====== Material for the task ======

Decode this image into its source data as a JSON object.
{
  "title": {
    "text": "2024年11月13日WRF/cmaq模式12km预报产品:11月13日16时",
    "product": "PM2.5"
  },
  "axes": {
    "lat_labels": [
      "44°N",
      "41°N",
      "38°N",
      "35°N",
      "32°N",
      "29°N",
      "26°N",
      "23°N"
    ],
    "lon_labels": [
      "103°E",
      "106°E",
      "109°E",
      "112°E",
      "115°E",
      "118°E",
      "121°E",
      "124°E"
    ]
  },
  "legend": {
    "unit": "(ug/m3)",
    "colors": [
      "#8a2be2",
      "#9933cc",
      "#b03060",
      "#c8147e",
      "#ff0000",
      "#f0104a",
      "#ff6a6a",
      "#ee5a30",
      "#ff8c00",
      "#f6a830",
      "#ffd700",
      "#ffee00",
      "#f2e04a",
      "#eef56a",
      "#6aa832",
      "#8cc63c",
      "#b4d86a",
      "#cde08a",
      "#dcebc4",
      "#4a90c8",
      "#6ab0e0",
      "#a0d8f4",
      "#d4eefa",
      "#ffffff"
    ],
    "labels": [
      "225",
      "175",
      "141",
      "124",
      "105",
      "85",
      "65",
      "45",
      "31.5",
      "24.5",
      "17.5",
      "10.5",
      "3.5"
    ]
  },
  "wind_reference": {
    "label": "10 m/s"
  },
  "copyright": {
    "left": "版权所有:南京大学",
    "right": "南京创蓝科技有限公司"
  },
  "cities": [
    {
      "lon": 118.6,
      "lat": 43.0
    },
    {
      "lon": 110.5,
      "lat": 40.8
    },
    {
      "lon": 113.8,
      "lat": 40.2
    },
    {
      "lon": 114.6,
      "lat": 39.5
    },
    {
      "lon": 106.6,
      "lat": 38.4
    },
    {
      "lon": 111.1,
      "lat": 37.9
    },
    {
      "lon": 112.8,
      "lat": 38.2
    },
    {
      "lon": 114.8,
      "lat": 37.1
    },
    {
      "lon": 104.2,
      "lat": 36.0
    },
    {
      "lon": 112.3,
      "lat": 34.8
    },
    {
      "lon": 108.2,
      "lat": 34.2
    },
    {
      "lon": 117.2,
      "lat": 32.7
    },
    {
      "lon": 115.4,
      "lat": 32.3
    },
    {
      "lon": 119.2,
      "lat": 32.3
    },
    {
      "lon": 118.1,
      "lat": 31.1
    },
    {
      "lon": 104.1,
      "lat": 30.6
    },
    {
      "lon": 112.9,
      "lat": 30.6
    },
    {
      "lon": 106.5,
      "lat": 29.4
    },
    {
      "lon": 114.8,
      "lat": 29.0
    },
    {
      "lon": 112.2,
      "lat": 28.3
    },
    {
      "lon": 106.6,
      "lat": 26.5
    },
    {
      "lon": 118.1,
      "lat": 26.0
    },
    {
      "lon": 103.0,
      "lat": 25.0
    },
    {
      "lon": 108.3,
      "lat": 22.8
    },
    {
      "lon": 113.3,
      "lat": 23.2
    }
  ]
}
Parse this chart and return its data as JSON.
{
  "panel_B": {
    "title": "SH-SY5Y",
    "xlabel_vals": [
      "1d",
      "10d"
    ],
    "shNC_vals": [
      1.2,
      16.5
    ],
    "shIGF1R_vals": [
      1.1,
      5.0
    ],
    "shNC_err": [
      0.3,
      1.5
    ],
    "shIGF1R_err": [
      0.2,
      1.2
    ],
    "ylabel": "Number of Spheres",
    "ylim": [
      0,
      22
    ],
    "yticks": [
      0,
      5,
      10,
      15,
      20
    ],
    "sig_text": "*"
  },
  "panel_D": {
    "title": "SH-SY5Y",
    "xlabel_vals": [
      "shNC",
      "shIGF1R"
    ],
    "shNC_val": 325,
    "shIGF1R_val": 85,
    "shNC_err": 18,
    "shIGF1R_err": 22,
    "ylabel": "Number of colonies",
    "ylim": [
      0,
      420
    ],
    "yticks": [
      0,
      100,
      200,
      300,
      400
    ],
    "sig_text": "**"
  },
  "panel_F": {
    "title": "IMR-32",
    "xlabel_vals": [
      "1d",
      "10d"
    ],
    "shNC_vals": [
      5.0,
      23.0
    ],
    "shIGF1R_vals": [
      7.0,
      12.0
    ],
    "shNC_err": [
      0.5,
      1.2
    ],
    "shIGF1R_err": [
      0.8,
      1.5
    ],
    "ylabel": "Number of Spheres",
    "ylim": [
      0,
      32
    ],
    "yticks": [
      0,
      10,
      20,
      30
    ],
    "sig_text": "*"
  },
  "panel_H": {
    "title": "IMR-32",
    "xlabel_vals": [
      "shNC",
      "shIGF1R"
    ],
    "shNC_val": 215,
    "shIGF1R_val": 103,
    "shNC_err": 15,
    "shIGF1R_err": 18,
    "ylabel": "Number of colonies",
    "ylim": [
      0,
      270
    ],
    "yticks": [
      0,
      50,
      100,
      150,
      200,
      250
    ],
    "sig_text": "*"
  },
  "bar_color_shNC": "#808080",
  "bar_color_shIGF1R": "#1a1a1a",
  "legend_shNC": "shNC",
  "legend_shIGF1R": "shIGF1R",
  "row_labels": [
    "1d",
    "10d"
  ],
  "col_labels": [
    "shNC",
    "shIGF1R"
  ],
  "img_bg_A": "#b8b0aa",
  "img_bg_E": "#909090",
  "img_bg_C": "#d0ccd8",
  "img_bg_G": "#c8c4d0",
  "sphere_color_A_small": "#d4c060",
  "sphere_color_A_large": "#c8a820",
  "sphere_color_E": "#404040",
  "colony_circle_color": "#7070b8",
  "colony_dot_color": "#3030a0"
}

======

◆ Exercise objective
Copy out all the entries shown above, character for character.

◆ Right answer
Decode this image into its source data as a JSON object.
{
  "title": {
    "text": "2024年11月13日WRF/cmaq模式12km预报产品:11月13日16时",
    "product": "PM2.5"
  },
  "axes": {
    "lat_labels": [
      "44°N",
      "41°N",
      "38°N",
      "35°N",
      "32°N",
      "29°N",
      "26°N",
      "23°N"
    ],
    "lon_labels": [
      "103°E",
      "106°E",
      "109°E",
      "112°E",
      "115°E",
      "118°E",
      "121°E",
      "124°E"
    ]
  },
  "legend": {
    "unit": "(ug/m3)",
    "colors": [
      "#8a2be2",
      "#9933cc",
      "#b03060",
      "#c8147e",
      "#ff0000",
      "#f0104a",
      "#ff6a6a",
      "#ee5a30",
      "#ff8c00",
      "#f6a830",
      "#ffd700",
      "#ffee00",
      "#f2e04a",
      "#eef56a",
      "#6aa832",
      "#8cc63c",
      "#b4d86a",
      "#cde08a",
      "#dcebc4",
      "#4a90c8",
      "#6ab0e0",
      "#a0d8f4",
      "#d4eefa",
      "#ffffff"
    ],
    "labels": [
      "225",
      "175",
      "141",
      "124",
      "105",
      "85",
      "65",
      "45",
      "31.5",
      "24.5",
      "17.5",
      "10.5",
      "3.5"
    ]
  },
  "wind_reference": {
    "label": "10 m/s"
  },
  "copyright": {
    "left": "版权所有:南京大学",
    "right": "南京创蓝科技有限公司"
  },
  "cities": [
    {
      "lon": 118.6,
      "lat": 43.0
    },
    {
      "lon": 110.5,
      "lat": 40.8
    },
    {
      "lon": 113.8,
      "lat": 40.2
    },
    {
      "lon": 114.6,
      "lat": 39.5
    },
    {
      "lon": 106.6,
      "lat": 38.4
    },
    {
      "lon": 111.1,
      "lat": 37.9
    },
    {
      "lon": 112.8,
      "lat": 38.2
    },
    {
      "lon": 114.8,
      "lat": 37.1
    },
    {
      "lon": 104.2,
      "lat": 36.0
    },
    {
      "lon": 112.3,
      "lat": 34.8
    },
    {
      "lon": 108.2,
      "lat": 34.2
    },
    {
      "lon": 117.2,
      "lat": 32.7
    },
    {
      "lon": 115.4,
      "lat": 32.3
    },
    {
      "lon": 119.2,
      "lat": 32.3
    },
    {
      "lon": 118.1,
      "lat": 31.1
    },
    {
      "lon": 104.1,
      "lat": 30.6
    },
    {
      "lon": 112.9,
      "lat": 30.6
    },
    {
      "lon": 106.5,
      "lat": 29.4
    },
    {
      "lon": 114.8,
      "lat": 29.0
    },
    {
      "lon": 112.2,
      "lat": 28.3
    },
    {
      "lon": 106.6,
      "lat": 26.5
    },
    {
      "lon": 118.1,
      "lat": 26.0
    },
    {
      "lon": 103.0,
      "lat": 25.0
    },
    {
      "lon": 108.3,
      "lat": 22.8
    },
    {
      "lon": 113.3,
      "lat": 23.2
    }
  ]
}
Parse this chart and return its data as JSON.
{
  "panel_B": {
    "title": "SH-SY5Y",
    "xlabel_vals": [
      "1d",
      "10d"
    ],
    "shNC_vals": [
      1.2,
      16.5
    ],
    "shIGF1R_vals": [
      1.1,
      5.0
    ],
    "shNC_err": [
      0.3,
      1.5
    ],
    "shIGF1R_err": [
      0.2,
      1.2
    ],
    "ylabel": "Number of Spheres",
    "ylim": [
      0,
      22
    ],
    "yticks": [
      0,
      5,
      10,
      15,
      20
    ],
    "sig_text": "*"
  },
  "panel_D": {
    "title": "SH-SY5Y",
    "xlabel_vals": [
      "shNC",
      "shIGF1R"
    ],
    "shNC_val": 325,
    "shIGF1R_val": 85,
    "shNC_err": 18,
    "shIGF1R_err": 22,
    "ylabel": "Number of colonies",
    "ylim": [
      0,
      420
    ],
    "yticks": [
      0,
      100,
      200,
      300,
      400
    ],
    "sig_text": "**"
  },
  "panel_F": {
    "title": "IMR-32",
    "xlabel_vals": [
      "1d",
      "10d"
    ],
    "shNC_vals": [
      5.0,
      23.0
    ],
    "shIGF1R_vals": [
      7.0,
      12.0
    ],
    "shNC_err": [
      0.5,
      1.2
    ],
    "shIGF1R_err": [
      0.8,
      1.5
    ],
    "ylabel": "Number of Spheres",
    "ylim": [
      0,
      32
    ],
    "yticks": [
      0,
      10,
      20,
      30
    ],
    "sig_text": "*"
  },
  "panel_H": {
    "title": "IMR-32",
    "xlabel_vals": [
      "shNC",
      "shIGF1R"
    ],
    "shNC_val": 215,
    "shIGF1R_val": 103,
    "shNC_err": 15,
    "shIGF1R_err": 18,
    "ylabel": "Number of colonies",
    "ylim": [
      0,
      270
    ],
    "yticks": [
      0,
      50,
      100,
      150,
      200,
      250
    ],
    "sig_text": "*"
  },
  "bar_color_shNC": "#808080",
  "bar_color_shIGF1R": "#1a1a1a",
  "legend_shNC": "shNC",
  "legend_shIGF1R": "shIGF1R",
  "row_labels": [
    "1d",
    "10d"
  ],
  "col_labels": [
    "shNC",
    "shIGF1R"
  ],
  "img_bg_A": "#b8b0aa",
  "img_bg_E": "#909090",
  "img_bg_C": "#d0ccd8",
  "img_bg_G": "#c8c4d0",
  "sphere_color_A_small": "#d4c060",
  "sphere_color_A_large": "#c8a820",
  "sphere_color_E": "#404040",
  "colony_circle_color": "#7070b8",
  "colony_dot_color": "#3030a0"
}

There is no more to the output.